YOUR GOAL: Determine the number of lines containing the word "thinking". Reply with it and nothing else.

>> START

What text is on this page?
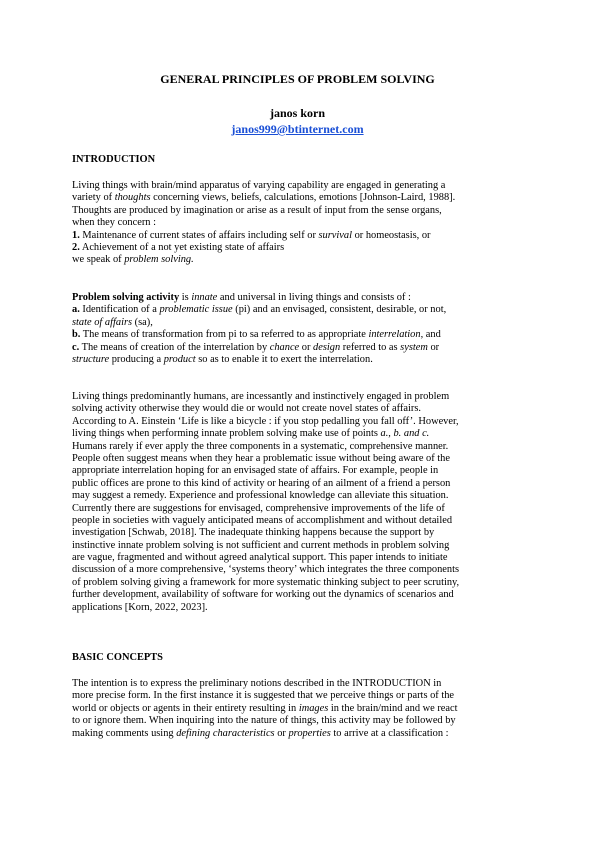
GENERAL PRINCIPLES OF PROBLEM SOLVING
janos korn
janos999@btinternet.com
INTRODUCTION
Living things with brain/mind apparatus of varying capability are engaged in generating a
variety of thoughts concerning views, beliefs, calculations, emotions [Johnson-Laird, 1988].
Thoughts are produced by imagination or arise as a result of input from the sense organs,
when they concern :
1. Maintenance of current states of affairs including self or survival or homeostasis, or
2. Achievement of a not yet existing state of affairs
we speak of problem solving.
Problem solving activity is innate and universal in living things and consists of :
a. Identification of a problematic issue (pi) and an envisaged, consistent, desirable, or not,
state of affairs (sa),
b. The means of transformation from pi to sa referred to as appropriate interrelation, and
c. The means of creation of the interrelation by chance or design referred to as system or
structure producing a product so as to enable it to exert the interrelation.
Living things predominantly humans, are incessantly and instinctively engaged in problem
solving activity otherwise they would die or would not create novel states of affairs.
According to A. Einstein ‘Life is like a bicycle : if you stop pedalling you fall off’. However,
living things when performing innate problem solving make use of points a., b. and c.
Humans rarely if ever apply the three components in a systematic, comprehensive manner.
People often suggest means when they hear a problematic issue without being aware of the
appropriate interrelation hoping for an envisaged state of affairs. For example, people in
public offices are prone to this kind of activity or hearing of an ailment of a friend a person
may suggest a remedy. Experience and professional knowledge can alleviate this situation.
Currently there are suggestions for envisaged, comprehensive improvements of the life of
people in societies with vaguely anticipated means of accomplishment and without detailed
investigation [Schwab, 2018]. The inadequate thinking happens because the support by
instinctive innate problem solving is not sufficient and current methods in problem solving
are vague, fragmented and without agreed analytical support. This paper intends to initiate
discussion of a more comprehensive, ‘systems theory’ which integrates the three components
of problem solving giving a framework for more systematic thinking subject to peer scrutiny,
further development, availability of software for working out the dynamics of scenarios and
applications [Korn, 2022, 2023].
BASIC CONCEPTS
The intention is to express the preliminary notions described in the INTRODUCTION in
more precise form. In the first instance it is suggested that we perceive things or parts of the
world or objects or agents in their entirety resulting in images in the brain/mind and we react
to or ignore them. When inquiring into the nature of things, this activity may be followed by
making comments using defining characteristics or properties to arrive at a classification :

>> END
>> START

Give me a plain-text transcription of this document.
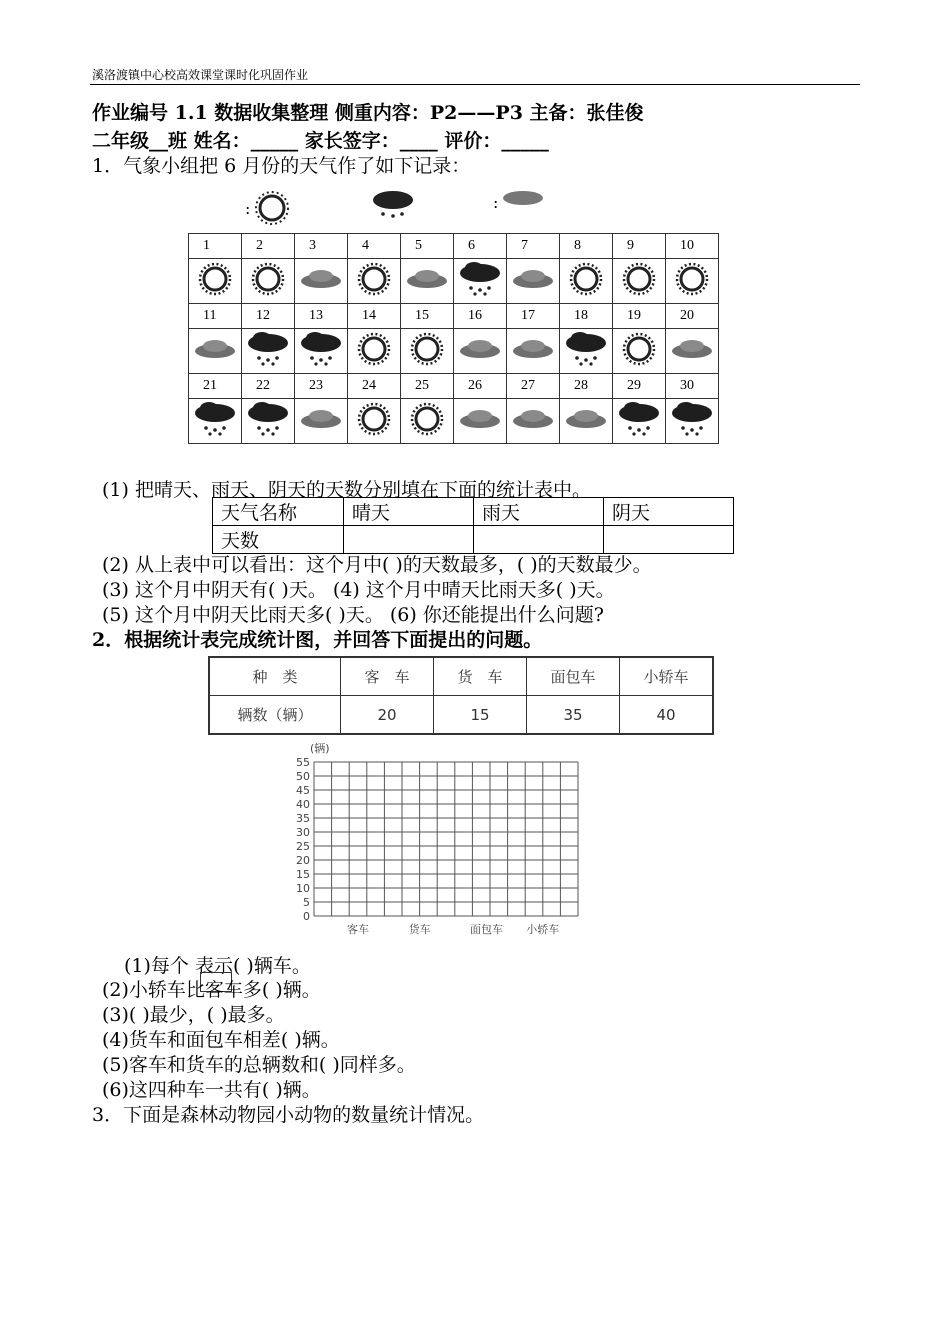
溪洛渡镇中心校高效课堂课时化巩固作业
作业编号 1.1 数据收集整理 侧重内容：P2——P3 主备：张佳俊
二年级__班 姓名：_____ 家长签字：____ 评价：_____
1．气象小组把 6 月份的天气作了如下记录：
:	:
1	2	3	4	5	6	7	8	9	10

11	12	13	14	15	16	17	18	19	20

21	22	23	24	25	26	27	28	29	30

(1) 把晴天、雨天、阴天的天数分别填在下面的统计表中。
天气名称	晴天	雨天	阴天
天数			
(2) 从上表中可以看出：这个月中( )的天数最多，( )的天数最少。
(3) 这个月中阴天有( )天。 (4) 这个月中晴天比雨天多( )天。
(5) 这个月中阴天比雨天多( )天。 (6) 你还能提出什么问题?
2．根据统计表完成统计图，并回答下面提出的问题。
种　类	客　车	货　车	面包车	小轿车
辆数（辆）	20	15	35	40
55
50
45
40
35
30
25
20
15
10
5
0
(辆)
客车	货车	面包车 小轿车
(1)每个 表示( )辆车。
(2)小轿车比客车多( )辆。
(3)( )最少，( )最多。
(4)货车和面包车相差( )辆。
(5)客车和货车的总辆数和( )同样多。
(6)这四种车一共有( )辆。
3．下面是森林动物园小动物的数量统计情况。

>> END

FULL ANSWER: 2